--- start of Stored data ---

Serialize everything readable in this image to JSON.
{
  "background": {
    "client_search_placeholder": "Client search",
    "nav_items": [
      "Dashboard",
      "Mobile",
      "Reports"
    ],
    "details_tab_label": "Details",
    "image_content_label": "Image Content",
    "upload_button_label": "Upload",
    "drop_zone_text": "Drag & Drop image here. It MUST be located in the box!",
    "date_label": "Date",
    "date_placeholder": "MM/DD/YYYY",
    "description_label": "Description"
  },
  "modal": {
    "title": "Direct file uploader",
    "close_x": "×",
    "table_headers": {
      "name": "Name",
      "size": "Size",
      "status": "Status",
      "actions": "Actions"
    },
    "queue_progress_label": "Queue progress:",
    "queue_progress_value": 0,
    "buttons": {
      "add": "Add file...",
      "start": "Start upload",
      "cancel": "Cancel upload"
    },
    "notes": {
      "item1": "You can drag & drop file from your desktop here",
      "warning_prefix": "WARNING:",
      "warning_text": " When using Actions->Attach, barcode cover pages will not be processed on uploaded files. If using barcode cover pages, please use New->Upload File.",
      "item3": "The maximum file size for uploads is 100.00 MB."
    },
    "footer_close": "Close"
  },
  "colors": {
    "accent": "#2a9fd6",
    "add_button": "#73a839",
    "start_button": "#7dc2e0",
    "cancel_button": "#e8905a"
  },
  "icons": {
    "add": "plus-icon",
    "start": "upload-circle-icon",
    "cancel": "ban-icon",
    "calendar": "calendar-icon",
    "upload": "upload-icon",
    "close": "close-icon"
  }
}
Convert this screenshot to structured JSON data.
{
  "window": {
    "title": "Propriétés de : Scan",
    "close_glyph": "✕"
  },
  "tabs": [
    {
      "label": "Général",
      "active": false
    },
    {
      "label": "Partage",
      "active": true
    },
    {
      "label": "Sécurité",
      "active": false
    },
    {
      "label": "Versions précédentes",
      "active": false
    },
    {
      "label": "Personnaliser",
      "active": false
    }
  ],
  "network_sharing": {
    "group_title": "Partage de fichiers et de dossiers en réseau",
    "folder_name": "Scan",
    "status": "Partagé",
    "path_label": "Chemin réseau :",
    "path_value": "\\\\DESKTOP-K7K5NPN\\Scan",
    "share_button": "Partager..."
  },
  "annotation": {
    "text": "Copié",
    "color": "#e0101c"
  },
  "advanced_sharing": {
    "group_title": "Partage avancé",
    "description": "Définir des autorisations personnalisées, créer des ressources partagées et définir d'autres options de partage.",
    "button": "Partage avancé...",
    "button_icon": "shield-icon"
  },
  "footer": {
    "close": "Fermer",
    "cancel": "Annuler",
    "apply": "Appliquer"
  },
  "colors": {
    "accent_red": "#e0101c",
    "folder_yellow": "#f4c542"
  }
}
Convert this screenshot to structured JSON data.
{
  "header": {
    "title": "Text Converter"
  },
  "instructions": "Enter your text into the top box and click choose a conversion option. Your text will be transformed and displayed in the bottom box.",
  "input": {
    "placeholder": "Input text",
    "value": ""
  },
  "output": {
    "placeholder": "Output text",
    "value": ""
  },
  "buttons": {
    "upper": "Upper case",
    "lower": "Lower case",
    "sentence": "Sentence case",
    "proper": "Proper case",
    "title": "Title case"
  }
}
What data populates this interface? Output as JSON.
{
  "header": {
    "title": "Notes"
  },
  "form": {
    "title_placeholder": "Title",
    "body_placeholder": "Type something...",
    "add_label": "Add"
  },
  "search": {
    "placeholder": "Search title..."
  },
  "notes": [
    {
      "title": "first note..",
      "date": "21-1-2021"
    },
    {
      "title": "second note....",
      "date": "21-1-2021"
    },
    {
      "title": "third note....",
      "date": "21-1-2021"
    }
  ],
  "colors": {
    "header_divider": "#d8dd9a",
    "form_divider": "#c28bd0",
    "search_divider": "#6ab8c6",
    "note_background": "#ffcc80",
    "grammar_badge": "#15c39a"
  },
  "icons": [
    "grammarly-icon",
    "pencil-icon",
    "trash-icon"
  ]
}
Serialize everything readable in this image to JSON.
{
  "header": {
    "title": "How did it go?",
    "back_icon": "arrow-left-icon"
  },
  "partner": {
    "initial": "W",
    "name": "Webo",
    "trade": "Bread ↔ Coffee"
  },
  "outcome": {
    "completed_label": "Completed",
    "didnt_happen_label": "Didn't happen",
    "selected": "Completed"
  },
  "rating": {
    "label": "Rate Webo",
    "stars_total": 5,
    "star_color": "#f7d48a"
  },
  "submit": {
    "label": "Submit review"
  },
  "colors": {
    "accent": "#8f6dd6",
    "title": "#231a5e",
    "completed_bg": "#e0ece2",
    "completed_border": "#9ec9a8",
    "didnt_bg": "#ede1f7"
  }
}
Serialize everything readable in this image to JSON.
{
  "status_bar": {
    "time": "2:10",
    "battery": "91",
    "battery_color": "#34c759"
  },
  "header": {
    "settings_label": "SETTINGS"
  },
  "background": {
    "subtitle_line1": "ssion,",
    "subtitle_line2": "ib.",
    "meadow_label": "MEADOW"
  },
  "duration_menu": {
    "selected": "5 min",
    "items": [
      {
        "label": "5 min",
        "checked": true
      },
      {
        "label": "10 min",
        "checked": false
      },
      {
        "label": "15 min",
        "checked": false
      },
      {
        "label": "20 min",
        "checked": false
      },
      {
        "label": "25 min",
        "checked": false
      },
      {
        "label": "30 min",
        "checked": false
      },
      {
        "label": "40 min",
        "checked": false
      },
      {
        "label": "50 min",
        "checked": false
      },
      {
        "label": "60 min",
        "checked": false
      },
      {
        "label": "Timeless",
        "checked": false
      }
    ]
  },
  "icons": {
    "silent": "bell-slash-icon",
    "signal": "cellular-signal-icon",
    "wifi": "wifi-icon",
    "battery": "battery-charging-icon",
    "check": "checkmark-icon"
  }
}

--- end of Stored data ---

Task>
What is the number of lines in the data that hold the word "avancé"? Reply with that number and nothing else.

Result for this exercise>
2